"""
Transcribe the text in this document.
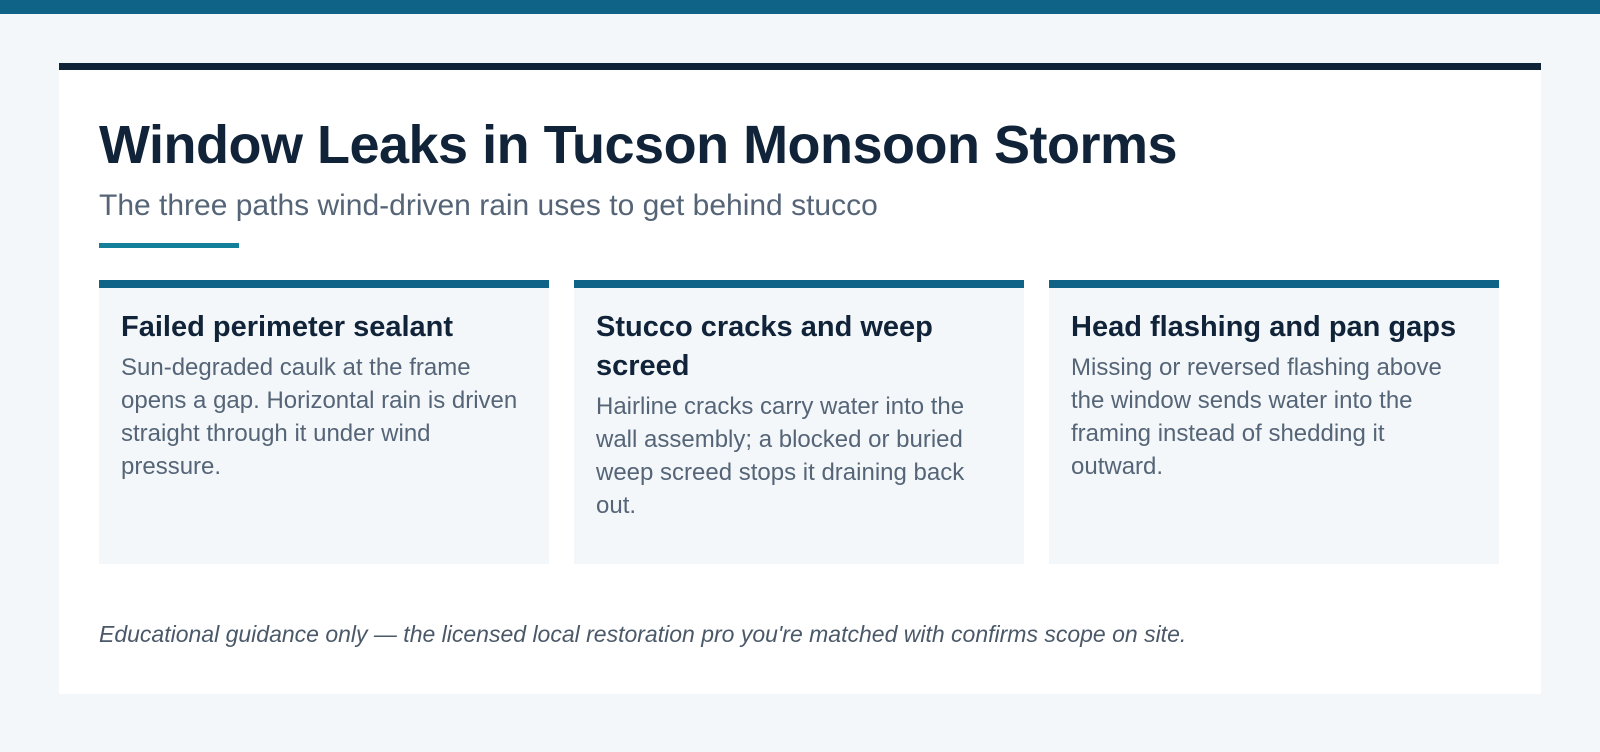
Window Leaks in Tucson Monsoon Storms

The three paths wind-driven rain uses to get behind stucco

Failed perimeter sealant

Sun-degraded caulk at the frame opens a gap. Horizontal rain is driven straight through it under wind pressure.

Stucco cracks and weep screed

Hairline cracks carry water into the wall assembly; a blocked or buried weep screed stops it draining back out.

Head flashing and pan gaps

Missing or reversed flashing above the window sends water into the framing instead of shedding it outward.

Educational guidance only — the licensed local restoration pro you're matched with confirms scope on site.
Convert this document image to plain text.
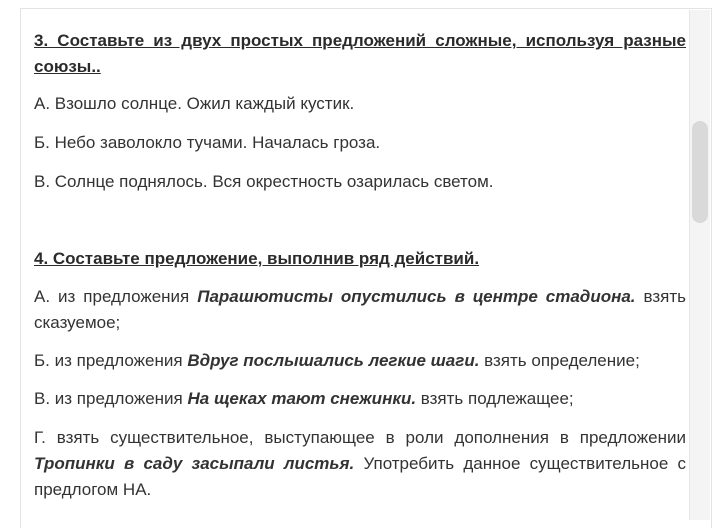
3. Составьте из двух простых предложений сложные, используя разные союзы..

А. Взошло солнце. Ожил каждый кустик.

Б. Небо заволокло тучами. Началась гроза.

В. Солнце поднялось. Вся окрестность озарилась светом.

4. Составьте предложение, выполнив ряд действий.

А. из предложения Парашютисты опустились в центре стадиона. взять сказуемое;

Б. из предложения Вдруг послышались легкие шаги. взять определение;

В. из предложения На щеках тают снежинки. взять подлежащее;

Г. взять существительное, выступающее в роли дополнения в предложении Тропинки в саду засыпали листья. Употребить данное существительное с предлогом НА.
"""
Requirement:
Return all the entries word for word, but omit any pictures they contain.

Written answer:
Transcribe the text in this document.
Window Leaks in Tucson Monsoon Storms

The three paths wind-driven rain uses to get behind stucco

Failed perimeter sealant

Sun-degraded caulk at the frame opens a gap. Horizontal rain is driven straight through it under wind pressure.

Stucco cracks and weep screed

Hairline cracks carry water into the wall assembly; a blocked or buried weep screed stops it draining back out.

Head flashing and pan gaps

Missing or reversed flashing above the window sends water into the framing instead of shedding it outward.

Educational guidance only — the licensed local restoration pro you're matched with confirms scope on site.
Convert this document image to plain text.
3. Составьте из двух простых предложений сложные, используя разные союзы..

А. Взошло солнце. Ожил каждый кустик.

Б. Небо заволокло тучами. Началась гроза.

В. Солнце поднялось. Вся окрестность озарилась светом.

4. Составьте предложение, выполнив ряд действий.

А. из предложения Парашютисты опустились в центре стадиона. взять сказуемое;

Б. из предложения Вдруг послышались легкие шаги. взять определение;

В. из предложения На щеках тают снежинки. взять подлежащее;

Г. взять существительное, выступающее в роли дополнения в предложении Тропинки в саду засыпали листья. Употребить данное существительное с предлогом НА.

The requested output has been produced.